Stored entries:
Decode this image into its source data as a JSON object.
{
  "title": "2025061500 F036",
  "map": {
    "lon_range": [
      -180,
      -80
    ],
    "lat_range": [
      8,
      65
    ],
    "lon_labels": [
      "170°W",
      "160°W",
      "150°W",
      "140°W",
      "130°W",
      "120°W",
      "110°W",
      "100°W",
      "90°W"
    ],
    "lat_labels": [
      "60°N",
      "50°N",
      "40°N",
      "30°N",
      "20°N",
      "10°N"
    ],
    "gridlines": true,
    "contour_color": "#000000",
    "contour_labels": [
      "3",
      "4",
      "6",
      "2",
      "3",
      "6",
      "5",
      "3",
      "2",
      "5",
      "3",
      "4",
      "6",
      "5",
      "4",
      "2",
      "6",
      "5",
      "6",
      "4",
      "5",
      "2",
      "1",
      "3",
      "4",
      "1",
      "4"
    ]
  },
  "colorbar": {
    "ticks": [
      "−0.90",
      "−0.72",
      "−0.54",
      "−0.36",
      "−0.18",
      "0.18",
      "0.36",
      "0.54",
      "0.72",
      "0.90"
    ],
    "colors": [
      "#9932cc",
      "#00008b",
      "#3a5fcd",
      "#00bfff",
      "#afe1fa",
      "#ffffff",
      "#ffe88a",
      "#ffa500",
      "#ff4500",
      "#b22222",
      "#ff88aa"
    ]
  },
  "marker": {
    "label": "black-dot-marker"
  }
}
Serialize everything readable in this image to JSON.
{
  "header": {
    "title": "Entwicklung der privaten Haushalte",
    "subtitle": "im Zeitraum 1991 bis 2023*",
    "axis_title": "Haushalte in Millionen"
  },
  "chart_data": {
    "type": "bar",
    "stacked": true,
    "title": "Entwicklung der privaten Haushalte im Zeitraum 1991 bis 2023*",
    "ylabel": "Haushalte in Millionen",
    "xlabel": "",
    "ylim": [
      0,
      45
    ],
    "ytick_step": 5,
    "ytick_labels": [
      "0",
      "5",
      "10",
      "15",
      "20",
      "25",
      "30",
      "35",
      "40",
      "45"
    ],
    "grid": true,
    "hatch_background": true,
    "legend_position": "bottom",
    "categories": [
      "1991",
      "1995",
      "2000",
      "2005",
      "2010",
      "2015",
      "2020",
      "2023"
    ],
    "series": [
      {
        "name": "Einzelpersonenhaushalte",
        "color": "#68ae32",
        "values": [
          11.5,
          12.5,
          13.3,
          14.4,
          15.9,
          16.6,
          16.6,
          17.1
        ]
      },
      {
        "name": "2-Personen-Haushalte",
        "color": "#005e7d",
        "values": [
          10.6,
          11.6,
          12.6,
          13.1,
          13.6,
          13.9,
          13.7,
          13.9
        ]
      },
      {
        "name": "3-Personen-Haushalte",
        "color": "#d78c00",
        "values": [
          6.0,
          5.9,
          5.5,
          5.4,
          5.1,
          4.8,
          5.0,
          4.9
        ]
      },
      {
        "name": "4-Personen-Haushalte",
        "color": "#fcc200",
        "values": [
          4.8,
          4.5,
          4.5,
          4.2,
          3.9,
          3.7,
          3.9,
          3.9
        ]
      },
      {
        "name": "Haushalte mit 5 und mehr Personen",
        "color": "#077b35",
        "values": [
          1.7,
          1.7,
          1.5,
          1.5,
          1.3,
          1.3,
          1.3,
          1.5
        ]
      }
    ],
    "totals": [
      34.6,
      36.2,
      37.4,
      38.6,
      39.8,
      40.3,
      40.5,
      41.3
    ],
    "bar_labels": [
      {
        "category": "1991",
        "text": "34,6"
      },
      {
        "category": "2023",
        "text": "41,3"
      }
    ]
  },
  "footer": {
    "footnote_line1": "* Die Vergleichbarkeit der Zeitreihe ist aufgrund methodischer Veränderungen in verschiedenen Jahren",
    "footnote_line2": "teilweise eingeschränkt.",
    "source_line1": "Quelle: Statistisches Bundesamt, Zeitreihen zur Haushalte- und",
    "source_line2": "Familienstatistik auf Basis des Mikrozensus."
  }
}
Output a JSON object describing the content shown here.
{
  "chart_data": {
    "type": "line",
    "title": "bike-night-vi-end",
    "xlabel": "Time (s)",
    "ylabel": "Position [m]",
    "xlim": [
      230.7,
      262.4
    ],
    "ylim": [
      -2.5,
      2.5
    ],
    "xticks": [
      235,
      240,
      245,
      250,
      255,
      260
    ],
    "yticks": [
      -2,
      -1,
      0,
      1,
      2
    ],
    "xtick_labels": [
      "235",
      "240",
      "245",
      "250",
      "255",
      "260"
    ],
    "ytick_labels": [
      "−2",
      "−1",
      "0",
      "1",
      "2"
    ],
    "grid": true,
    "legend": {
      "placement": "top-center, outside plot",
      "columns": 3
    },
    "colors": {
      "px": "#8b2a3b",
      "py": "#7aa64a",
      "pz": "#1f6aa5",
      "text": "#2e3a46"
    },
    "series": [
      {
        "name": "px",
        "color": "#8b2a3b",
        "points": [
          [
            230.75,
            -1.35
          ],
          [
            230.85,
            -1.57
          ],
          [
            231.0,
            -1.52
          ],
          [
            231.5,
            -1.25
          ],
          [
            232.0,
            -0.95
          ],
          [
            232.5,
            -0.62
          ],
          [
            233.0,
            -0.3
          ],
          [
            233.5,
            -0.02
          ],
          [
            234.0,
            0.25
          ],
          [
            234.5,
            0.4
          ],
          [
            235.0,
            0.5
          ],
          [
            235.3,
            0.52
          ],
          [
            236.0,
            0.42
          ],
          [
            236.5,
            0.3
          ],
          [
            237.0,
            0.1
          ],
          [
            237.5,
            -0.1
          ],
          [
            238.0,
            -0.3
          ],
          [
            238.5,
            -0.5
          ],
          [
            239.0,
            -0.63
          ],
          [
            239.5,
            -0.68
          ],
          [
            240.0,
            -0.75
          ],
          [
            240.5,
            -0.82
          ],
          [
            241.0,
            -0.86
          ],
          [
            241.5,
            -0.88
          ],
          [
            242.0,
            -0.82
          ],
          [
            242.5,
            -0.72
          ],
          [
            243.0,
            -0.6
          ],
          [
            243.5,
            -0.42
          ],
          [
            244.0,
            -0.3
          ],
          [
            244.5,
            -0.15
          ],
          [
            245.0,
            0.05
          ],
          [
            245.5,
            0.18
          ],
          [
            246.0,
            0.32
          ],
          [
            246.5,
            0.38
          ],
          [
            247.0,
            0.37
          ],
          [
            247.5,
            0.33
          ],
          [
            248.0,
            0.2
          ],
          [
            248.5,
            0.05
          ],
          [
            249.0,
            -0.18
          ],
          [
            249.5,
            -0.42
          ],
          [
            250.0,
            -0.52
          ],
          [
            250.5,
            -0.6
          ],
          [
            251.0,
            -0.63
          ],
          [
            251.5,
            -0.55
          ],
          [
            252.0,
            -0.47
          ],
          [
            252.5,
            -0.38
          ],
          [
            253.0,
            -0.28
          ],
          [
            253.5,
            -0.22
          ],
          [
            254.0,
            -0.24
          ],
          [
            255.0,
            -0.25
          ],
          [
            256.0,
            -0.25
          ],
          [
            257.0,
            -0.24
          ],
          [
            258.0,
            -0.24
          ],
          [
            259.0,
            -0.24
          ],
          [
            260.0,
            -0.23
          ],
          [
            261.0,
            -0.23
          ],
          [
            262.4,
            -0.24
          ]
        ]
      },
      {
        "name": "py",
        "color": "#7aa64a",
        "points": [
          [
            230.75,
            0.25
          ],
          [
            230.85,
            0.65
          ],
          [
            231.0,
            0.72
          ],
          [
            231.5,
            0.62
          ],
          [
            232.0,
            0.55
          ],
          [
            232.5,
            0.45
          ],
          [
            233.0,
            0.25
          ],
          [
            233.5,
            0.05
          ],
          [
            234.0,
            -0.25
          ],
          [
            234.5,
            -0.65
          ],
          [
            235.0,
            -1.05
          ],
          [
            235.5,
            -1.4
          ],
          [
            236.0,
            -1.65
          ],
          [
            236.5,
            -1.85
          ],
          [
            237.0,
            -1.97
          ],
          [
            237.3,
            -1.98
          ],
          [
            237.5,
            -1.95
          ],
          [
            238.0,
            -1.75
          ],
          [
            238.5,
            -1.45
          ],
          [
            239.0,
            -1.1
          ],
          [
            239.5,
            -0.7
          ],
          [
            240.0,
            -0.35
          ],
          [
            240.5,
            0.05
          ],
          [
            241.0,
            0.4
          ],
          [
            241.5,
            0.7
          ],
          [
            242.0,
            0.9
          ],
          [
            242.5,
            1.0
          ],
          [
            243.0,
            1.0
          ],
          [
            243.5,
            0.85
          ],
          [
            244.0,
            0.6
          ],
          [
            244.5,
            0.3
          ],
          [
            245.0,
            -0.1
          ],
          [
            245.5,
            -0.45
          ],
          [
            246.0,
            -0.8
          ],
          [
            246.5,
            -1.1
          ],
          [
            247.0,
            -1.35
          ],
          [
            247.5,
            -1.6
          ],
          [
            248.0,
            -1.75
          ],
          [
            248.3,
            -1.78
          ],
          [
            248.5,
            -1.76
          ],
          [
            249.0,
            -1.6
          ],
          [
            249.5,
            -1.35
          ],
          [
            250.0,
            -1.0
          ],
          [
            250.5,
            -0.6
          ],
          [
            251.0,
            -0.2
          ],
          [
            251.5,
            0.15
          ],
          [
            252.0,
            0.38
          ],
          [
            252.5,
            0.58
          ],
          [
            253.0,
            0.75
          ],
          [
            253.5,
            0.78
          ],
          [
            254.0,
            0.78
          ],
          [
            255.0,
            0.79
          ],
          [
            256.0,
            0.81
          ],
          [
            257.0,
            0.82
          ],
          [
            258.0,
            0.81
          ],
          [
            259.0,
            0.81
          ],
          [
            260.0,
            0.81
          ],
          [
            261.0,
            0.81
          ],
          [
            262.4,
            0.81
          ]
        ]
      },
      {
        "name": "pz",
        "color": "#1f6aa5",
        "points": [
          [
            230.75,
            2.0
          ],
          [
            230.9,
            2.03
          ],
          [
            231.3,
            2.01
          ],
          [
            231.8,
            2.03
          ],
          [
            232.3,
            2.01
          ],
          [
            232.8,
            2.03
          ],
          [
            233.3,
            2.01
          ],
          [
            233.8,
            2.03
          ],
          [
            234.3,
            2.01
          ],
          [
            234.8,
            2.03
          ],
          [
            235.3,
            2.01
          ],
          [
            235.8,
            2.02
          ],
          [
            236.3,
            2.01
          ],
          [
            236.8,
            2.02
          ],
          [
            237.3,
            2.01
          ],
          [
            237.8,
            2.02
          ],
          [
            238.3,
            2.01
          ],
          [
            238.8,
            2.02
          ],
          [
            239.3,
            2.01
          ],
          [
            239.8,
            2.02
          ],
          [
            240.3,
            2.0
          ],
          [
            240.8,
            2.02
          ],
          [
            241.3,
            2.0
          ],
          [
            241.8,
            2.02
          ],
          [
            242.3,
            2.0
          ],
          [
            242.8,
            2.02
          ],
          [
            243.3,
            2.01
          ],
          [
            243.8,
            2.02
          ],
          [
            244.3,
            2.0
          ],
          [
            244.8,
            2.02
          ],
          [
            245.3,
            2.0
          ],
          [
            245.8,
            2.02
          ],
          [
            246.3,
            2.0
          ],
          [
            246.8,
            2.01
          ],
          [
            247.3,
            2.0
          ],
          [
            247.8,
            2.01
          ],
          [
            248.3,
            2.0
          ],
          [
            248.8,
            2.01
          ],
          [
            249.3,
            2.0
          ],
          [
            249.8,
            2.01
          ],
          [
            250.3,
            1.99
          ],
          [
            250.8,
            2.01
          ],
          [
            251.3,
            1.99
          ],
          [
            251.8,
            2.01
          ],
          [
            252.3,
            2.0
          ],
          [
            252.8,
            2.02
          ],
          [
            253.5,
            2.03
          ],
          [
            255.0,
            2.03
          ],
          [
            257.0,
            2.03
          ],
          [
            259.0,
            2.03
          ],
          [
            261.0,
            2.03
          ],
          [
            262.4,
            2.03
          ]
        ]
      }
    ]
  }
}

Goal — From the records above, pull out every line containing the word "name".

Finished answer —
        "name": "Einzelpersonenhaushalte",
        "name": "2-Personen-Haushalte",
        "name": "3-Personen-Haushalte",
        "name": "4-Personen-Haushalte",
        "name": "Haushalte mit 5 und mehr Personen",
        "name": "px",
        "name": "py",
        "name": "pz",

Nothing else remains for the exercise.